Reproduce the data below line for line, changing nothing.

[start of DATA ENTRIES]

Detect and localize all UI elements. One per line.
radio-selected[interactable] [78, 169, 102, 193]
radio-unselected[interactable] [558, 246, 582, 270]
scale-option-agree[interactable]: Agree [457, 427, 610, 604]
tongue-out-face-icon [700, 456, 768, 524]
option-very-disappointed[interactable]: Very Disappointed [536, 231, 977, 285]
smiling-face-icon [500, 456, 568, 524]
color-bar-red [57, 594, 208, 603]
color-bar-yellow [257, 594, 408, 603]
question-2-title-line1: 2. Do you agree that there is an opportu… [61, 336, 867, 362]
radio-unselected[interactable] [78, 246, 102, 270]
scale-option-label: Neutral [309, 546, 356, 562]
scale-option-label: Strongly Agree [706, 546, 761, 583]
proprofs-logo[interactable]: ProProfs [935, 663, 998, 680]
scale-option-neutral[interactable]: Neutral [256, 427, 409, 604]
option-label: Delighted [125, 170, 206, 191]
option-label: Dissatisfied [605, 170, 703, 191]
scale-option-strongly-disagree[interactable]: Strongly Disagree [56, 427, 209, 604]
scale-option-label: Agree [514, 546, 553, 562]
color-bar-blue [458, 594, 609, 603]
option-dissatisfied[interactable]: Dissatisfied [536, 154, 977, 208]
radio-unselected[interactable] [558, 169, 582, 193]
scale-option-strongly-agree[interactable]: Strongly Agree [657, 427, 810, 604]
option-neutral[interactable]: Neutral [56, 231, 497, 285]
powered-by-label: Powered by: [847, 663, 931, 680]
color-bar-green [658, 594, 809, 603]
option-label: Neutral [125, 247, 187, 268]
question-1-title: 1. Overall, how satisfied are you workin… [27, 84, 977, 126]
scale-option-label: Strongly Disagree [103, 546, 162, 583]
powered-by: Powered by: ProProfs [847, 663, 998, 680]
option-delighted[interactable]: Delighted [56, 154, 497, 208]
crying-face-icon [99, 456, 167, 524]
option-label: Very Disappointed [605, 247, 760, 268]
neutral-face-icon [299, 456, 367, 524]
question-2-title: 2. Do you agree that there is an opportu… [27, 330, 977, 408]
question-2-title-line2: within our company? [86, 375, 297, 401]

[end of DATA ENTRIES]

### THE SOLUTION
Detect and localize all UI elements. One per line.
radio-selected[interactable] [78, 169, 102, 193]
radio-unselected[interactable] [558, 246, 582, 270]
scale-option-agree[interactable]: Agree [457, 427, 610, 604]
tongue-out-face-icon [700, 456, 768, 524]
option-very-disappointed[interactable]: Very Disappointed [536, 231, 977, 285]
smiling-face-icon [500, 456, 568, 524]
color-bar-red [57, 594, 208, 603]
color-bar-yellow [257, 594, 408, 603]
question-2-title-line1: 2. Do you agree that there is an opportu… [61, 336, 867, 362]
radio-unselected[interactable] [78, 246, 102, 270]
scale-option-label: Neutral [309, 546, 356, 562]
scale-option-label: Strongly Agree [706, 546, 761, 583]
proprofs-logo[interactable]: ProProfs [935, 663, 998, 680]
scale-option-neutral[interactable]: Neutral [256, 427, 409, 604]
option-label: Delighted [125, 170, 206, 191]
option-label: Dissatisfied [605, 170, 703, 191]
scale-option-strongly-disagree[interactable]: Strongly Disagree [56, 427, 209, 604]
scale-option-label: Agree [514, 546, 553, 562]
color-bar-blue [458, 594, 609, 603]
option-dissatisfied[interactable]: Dissatisfied [536, 154, 977, 208]
radio-unselected[interactable] [558, 169, 582, 193]
scale-option-strongly-agree[interactable]: Strongly Agree [657, 427, 810, 604]
option-neutral[interactable]: Neutral [56, 231, 497, 285]
powered-by-label: Powered by: [847, 663, 931, 680]
color-bar-green [658, 594, 809, 603]
option-label: Neutral [125, 247, 187, 268]
question-1-title: 1. Overall, how satisfied are you workin… [27, 84, 977, 126]
scale-option-label: Strongly Disagree [103, 546, 162, 583]
powered-by: Powered by: ProProfs [847, 663, 998, 680]
option-delighted[interactable]: Delighted [56, 154, 497, 208]
crying-face-icon [99, 456, 167, 524]
option-label: Very Disappointed [605, 247, 760, 268]
neutral-face-icon [299, 456, 367, 524]
question-2-title: 2. Do you agree that there is an opportu… [27, 330, 977, 408]
question-2-title-line2: within our company? [86, 375, 297, 401]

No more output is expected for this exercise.